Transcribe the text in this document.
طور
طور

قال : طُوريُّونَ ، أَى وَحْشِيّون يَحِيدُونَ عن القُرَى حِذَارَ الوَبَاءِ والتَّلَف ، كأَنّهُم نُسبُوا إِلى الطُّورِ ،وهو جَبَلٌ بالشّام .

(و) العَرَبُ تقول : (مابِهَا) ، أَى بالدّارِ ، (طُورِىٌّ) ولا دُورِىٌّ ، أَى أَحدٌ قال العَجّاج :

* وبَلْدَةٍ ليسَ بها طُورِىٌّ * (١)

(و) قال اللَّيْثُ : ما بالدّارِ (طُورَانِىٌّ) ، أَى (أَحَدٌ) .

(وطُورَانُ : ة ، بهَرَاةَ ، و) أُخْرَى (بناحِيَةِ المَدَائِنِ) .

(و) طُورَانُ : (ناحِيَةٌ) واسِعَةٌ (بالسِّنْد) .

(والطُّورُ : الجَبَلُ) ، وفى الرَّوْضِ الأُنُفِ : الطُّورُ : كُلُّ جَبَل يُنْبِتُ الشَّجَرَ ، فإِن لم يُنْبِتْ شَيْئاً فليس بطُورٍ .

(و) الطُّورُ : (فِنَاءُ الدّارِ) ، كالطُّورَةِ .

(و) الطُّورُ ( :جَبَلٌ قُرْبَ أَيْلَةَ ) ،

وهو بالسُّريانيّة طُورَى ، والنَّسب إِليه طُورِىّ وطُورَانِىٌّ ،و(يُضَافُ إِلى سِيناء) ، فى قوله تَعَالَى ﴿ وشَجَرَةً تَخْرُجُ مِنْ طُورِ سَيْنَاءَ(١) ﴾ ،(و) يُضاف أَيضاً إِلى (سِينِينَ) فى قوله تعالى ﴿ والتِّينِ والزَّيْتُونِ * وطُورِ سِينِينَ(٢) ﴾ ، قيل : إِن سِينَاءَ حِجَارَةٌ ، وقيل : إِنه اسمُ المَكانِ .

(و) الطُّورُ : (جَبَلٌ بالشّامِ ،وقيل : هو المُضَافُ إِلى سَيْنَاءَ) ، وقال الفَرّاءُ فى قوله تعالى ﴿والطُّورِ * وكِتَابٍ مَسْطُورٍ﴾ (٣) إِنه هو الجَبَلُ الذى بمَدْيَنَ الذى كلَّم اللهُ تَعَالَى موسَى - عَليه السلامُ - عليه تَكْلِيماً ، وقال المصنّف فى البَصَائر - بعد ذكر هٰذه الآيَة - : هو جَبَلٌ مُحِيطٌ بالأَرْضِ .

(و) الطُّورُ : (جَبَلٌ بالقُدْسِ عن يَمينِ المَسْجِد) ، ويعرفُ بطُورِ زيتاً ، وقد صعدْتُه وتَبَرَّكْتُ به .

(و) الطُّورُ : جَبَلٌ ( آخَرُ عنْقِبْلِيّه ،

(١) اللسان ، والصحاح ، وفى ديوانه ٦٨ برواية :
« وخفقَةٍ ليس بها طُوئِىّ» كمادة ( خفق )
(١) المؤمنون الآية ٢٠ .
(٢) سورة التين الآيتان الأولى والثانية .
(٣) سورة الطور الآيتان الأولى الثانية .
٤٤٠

▸ **EXERCISE AIM**:
Extract each line of the listing above, copying it word for word.

▸ **SOLUTION TO THE PROBLEM**:
Transcribe the text in this document.
طور
طور

قال : طُوريُّونَ ، أَى وَحْشِيّون يَحِيدُونَ عن القُرَى حِذَارَ الوَبَاءِ والتَّلَف ، كأَنّهُم نُسبُوا إِلى الطُّورِ ،وهو جَبَلٌ بالشّام .

(و) العَرَبُ تقول : (مابِهَا) ، أَى بالدّارِ ، (طُورِىٌّ) ولا دُورِىٌّ ، أَى أَحدٌ قال العَجّاج :

* وبَلْدَةٍ ليسَ بها طُورِىٌّ * (١)

(و) قال اللَّيْثُ : ما بالدّارِ (طُورَانِىٌّ) ، أَى (أَحَدٌ) .

(وطُورَانُ : ة ، بهَرَاةَ ، و) أُخْرَى (بناحِيَةِ المَدَائِنِ) .

(و) طُورَانُ : (ناحِيَةٌ) واسِعَةٌ (بالسِّنْد) .

(والطُّورُ : الجَبَلُ) ، وفى الرَّوْضِ الأُنُفِ : الطُّورُ : كُلُّ جَبَل يُنْبِتُ الشَّجَرَ ، فإِن لم يُنْبِتْ شَيْئاً فليس بطُورٍ .

(و) الطُّورُ : (فِنَاءُ الدّارِ) ، كالطُّورَةِ .

(و) الطُّورُ ( :جَبَلٌ قُرْبَ أَيْلَةَ ) ،

وهو بالسُّريانيّة طُورَى ، والنَّسب إِليه طُورِىّ وطُورَانِىٌّ ،و(يُضَافُ إِلى سِيناء) ، فى قوله تَعَالَى ﴿ وشَجَرَةً تَخْرُجُ مِنْ طُورِ سَيْنَاءَ(١) ﴾ ،(و) يُضاف أَيضاً إِلى (سِينِينَ) فى قوله تعالى ﴿ والتِّينِ والزَّيْتُونِ * وطُورِ سِينِينَ(٢) ﴾ ، قيل : إِن سِينَاءَ حِجَارَةٌ ، وقيل : إِنه اسمُ المَكانِ .

(و) الطُّورُ : (جَبَلٌ بالشّامِ ،وقيل : هو المُضَافُ إِلى سَيْنَاءَ) ، وقال الفَرّاءُ فى قوله تعالى ﴿والطُّورِ * وكِتَابٍ مَسْطُورٍ﴾ (٣) إِنه هو الجَبَلُ الذى بمَدْيَنَ الذى كلَّم اللهُ تَعَالَى موسَى - عَليه السلامُ - عليه تَكْلِيماً ، وقال المصنّف فى البَصَائر - بعد ذكر هٰذه الآيَة - : هو جَبَلٌ مُحِيطٌ بالأَرْضِ .

(و) الطُّورُ : (جَبَلٌ بالقُدْسِ عن يَمينِ المَسْجِد) ، ويعرفُ بطُورِ زيتاً ، وقد صعدْتُه وتَبَرَّكْتُ به .

(و) الطُّورُ : جَبَلٌ ( آخَرُ عنْقِبْلِيّه ،

(١) اللسان ، والصحاح ، وفى ديوانه ٦٨ برواية :
« وخفقَةٍ ليس بها طُوئِىّ» كمادة ( خفق )
(١) المؤمنون الآية ٢٠ .
(٢) سورة التين الآيتان الأولى والثانية .
(٣) سورة الطور الآيتان الأولى الثانية .
٤٤٠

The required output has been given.